● Directions for this task: Collect every line that includes the string "color".

____ Raw records

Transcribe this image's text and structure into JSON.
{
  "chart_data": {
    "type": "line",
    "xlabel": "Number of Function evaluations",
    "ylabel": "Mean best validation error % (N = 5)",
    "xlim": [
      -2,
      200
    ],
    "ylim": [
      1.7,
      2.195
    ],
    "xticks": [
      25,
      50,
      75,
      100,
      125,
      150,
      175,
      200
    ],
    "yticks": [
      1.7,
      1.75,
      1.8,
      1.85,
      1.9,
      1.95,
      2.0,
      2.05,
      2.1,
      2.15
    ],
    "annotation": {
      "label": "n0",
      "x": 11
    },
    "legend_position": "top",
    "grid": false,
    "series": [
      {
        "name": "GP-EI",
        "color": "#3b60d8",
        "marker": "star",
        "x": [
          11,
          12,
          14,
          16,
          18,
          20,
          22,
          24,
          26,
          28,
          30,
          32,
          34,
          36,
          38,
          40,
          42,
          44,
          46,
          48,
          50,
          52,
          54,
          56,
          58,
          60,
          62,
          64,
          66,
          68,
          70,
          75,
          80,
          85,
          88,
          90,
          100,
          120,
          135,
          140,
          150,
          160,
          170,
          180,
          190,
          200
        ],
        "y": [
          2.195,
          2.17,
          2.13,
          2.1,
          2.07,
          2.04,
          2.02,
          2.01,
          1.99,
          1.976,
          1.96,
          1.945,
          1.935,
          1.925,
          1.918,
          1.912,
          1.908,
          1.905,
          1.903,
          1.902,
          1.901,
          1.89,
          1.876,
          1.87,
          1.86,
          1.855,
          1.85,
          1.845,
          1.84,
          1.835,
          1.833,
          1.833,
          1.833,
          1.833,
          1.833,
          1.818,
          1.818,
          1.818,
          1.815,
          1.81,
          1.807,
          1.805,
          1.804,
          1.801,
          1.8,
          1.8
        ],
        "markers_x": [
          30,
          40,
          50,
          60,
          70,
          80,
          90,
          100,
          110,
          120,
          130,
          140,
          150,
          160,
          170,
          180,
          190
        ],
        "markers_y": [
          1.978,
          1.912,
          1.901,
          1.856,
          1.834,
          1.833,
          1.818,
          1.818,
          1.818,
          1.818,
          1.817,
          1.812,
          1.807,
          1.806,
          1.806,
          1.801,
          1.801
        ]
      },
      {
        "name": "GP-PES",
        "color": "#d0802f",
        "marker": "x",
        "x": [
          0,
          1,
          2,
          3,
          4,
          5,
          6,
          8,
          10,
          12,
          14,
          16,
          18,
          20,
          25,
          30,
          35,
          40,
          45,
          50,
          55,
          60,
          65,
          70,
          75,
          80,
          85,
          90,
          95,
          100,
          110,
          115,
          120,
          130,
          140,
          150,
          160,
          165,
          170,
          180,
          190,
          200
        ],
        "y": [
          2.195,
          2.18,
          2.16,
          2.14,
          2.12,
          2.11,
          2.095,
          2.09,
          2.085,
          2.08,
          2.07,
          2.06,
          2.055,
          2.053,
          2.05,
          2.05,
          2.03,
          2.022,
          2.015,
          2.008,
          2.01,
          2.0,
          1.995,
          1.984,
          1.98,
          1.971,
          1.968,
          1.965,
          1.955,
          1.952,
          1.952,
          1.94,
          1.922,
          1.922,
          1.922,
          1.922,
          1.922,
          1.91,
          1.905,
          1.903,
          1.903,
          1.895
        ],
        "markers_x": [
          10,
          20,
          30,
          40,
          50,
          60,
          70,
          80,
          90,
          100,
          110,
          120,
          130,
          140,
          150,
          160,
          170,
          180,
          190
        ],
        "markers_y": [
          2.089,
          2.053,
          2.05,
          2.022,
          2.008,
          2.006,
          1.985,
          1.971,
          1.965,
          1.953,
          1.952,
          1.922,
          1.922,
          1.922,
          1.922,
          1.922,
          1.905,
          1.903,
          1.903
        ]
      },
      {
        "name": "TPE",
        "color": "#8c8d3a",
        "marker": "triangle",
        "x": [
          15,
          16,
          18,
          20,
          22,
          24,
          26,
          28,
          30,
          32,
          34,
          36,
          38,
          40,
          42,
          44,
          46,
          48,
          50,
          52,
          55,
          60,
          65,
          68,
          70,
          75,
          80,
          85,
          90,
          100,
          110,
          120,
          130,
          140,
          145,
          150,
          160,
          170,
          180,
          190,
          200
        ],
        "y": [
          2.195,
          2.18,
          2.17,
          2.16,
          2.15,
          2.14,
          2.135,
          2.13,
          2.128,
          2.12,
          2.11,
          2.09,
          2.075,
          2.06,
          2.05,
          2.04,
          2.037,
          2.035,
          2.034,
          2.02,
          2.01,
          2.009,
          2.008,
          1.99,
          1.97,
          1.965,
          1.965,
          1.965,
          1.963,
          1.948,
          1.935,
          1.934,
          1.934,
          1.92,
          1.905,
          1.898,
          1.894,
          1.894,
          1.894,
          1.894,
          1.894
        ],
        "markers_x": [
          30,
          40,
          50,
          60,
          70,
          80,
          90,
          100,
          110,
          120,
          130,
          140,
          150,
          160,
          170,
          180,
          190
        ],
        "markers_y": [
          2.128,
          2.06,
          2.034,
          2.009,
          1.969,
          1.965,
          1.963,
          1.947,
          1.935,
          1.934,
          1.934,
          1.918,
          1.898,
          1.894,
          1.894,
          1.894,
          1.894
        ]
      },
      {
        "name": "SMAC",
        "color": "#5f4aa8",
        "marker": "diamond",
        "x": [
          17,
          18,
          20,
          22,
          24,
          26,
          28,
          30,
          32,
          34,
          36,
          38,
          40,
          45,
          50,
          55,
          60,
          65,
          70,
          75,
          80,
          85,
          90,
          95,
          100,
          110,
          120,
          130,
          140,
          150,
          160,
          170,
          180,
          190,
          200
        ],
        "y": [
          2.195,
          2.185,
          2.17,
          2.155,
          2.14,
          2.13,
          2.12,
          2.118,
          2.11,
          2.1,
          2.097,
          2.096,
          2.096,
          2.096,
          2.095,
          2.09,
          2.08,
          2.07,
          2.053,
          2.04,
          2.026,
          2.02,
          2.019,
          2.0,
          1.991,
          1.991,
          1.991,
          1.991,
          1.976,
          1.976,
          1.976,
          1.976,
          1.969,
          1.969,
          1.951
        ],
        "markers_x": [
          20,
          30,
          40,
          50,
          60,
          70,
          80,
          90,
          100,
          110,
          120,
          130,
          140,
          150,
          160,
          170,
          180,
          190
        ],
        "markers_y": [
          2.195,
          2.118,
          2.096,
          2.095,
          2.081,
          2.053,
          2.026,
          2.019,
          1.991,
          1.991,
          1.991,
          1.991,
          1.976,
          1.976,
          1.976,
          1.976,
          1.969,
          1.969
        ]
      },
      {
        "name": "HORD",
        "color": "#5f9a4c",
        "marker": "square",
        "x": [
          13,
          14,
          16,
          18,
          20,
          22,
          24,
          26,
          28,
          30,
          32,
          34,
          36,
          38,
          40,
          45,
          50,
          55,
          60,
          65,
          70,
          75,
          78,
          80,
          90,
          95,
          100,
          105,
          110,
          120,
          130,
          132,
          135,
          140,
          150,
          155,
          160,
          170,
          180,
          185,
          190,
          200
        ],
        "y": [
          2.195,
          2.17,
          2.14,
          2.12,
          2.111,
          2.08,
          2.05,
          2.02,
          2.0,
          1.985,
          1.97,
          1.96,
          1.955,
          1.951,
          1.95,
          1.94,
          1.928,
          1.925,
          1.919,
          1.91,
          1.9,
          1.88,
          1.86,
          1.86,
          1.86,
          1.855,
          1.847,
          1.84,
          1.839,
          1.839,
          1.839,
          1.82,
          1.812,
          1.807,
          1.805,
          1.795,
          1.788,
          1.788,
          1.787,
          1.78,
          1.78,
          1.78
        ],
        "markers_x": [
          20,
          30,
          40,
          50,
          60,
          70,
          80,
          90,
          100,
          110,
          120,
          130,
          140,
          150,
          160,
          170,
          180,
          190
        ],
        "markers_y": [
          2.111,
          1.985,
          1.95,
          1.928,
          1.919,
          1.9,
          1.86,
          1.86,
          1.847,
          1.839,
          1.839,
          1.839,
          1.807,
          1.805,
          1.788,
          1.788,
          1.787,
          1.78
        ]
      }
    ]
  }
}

________

● The output:
        "color": "#3b60d8",
        "color": "#d0802f",
        "color": "#8c8d3a",
        "color": "#5f4aa8",
        "color": "#5f9a4c",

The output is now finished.